[Start Given data]

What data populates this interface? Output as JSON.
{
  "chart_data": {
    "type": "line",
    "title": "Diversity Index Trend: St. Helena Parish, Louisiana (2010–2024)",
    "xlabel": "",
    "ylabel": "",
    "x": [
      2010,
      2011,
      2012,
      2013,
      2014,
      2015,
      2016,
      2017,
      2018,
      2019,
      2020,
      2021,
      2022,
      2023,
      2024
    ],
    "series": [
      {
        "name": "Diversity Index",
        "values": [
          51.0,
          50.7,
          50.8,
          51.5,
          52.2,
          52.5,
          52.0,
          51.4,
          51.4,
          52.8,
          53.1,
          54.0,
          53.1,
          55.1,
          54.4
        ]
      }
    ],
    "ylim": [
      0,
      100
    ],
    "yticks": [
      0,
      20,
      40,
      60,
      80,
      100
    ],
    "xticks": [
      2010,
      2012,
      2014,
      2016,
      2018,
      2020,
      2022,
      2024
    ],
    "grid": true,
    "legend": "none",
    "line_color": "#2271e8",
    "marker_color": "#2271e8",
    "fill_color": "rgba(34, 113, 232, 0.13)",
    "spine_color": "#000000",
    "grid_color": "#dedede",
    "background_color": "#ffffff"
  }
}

[End Given data]

:: Exercise aim ::
Write out every entry again exactly, please, with nothing missing.

:: Full solution ::
What data populates this interface? Output as JSON.
{
  "chart_data": {
    "type": "line",
    "title": "Diversity Index Trend: St. Helena Parish, Louisiana (2010–2024)",
    "xlabel": "",
    "ylabel": "",
    "x": [
      2010,
      2011,
      2012,
      2013,
      2014,
      2015,
      2016,
      2017,
      2018,
      2019,
      2020,
      2021,
      2022,
      2023,
      2024
    ],
    "series": [
      {
        "name": "Diversity Index",
        "values": [
          51.0,
          50.7,
          50.8,
          51.5,
          52.2,
          52.5,
          52.0,
          51.4,
          51.4,
          52.8,
          53.1,
          54.0,
          53.1,
          55.1,
          54.4
        ]
      }
    ],
    "ylim": [
      0,
      100
    ],
    "yticks": [
      0,
      20,
      40,
      60,
      80,
      100
    ],
    "xticks": [
      2010,
      2012,
      2014,
      2016,
      2018,
      2020,
      2022,
      2024
    ],
    "grid": true,
    "legend": "none",
    "line_color": "#2271e8",
    "marker_color": "#2271e8",
    "fill_color": "rgba(34, 113, 232, 0.13)",
    "spine_color": "#000000",
    "grid_color": "#dedede",
    "background_color": "#ffffff"
  }
}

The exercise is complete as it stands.